### Problem to work on
Determine how many lines include "color". Give the number and nothing else.
┌────────
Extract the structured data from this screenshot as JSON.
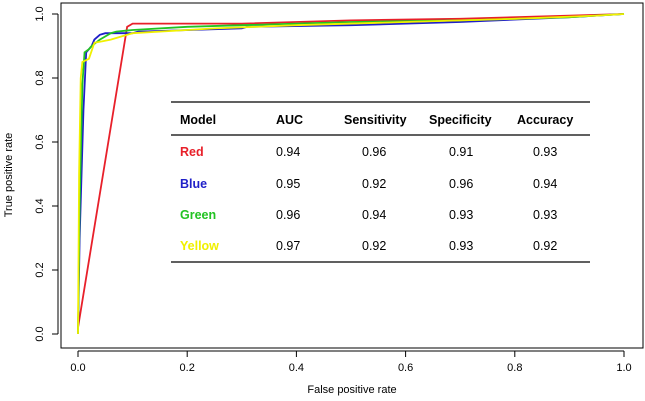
{
  "chart_data": {
    "type": "line",
    "title": "",
    "xlabel": "False positive rate",
    "ylabel": "True positive rate",
    "xlim": [
      0,
      1
    ],
    "ylim": [
      0,
      1
    ],
    "x_ticks": [
      "0.0",
      "0.2",
      "0.4",
      "0.6",
      "0.8",
      "1.0"
    ],
    "y_ticks": [
      "0.0",
      "0.2",
      "0.4",
      "0.6",
      "0.8",
      "1.0"
    ],
    "grid": false,
    "series": [
      {
        "color": "#e8202a",
        "points": [
          [
            0,
            0
          ],
          [
            0.0,
            0.02
          ],
          [
            0.09,
            0.96
          ],
          [
            0.1,
            0.97
          ],
          [
            0.3,
            0.97
          ],
          [
            0.5,
            0.98
          ],
          [
            0.7,
            0.985
          ],
          [
            0.9,
            0.995
          ],
          [
            1.0,
            1.0
          ]
        ]
      },
      {
        "color": "#1f1fc8",
        "points": [
          [
            0,
            0
          ],
          [
            0.003,
            0.3
          ],
          [
            0.01,
            0.7
          ],
          [
            0.015,
            0.88
          ],
          [
            0.025,
            0.9
          ],
          [
            0.03,
            0.92
          ],
          [
            0.04,
            0.935
          ],
          [
            0.05,
            0.94
          ],
          [
            0.1,
            0.94
          ],
          [
            0.11,
            0.945
          ],
          [
            0.3,
            0.955
          ],
          [
            0.31,
            0.96
          ],
          [
            0.5,
            0.965
          ],
          [
            0.7,
            0.975
          ],
          [
            0.9,
            0.99
          ],
          [
            1.0,
            1.0
          ]
        ]
      },
      {
        "color": "#22c322",
        "points": [
          [
            0,
            0
          ],
          [
            0.003,
            0.4
          ],
          [
            0.008,
            0.78
          ],
          [
            0.012,
            0.88
          ],
          [
            0.02,
            0.89
          ],
          [
            0.025,
            0.9
          ],
          [
            0.04,
            0.92
          ],
          [
            0.06,
            0.94
          ],
          [
            0.07,
            0.945
          ],
          [
            0.1,
            0.95
          ],
          [
            0.2,
            0.96
          ],
          [
            0.3,
            0.965
          ],
          [
            0.5,
            0.975
          ],
          [
            0.7,
            0.98
          ],
          [
            0.9,
            0.99
          ],
          [
            1.0,
            1.0
          ]
        ]
      },
      {
        "color": "#f0f000",
        "points": [
          [
            0,
            0
          ],
          [
            0.002,
            0.5
          ],
          [
            0.005,
            0.8
          ],
          [
            0.008,
            0.85
          ],
          [
            0.02,
            0.86
          ],
          [
            0.03,
            0.91
          ],
          [
            0.045,
            0.915
          ],
          [
            0.06,
            0.92
          ],
          [
            0.08,
            0.93
          ],
          [
            0.09,
            0.935
          ],
          [
            0.1,
            0.94
          ],
          [
            0.2,
            0.95
          ],
          [
            0.25,
            0.955
          ],
          [
            0.4,
            0.965
          ],
          [
            0.6,
            0.975
          ],
          [
            0.8,
            0.985
          ],
          [
            0.95,
            0.995
          ],
          [
            1.0,
            1.0
          ]
        ]
      }
    ],
    "table": {
      "headers": [
        "Model",
        "AUC",
        "Sensitivity",
        "Specificity",
        "Accuracy"
      ],
      "rows": [
        {
          "model": "Red",
          "color": "#e8202a",
          "values": [
            "0.94",
            "0.96",
            "0.91",
            "0.93"
          ]
        },
        {
          "model": "Blue",
          "color": "#1f1fc8",
          "values": [
            "0.95",
            "0.92",
            "0.96",
            "0.94"
          ]
        },
        {
          "model": "Green",
          "color": "#22c322",
          "values": [
            "0.96",
            "0.94",
            "0.93",
            "0.93"
          ]
        },
        {
          "model": "Yellow",
          "color": "#f0f000",
          "values": [
            "0.97",
            "0.92",
            "0.93",
            "0.92"
          ]
        }
      ]
    }
  }
}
└────────
### Answer to this exercise
8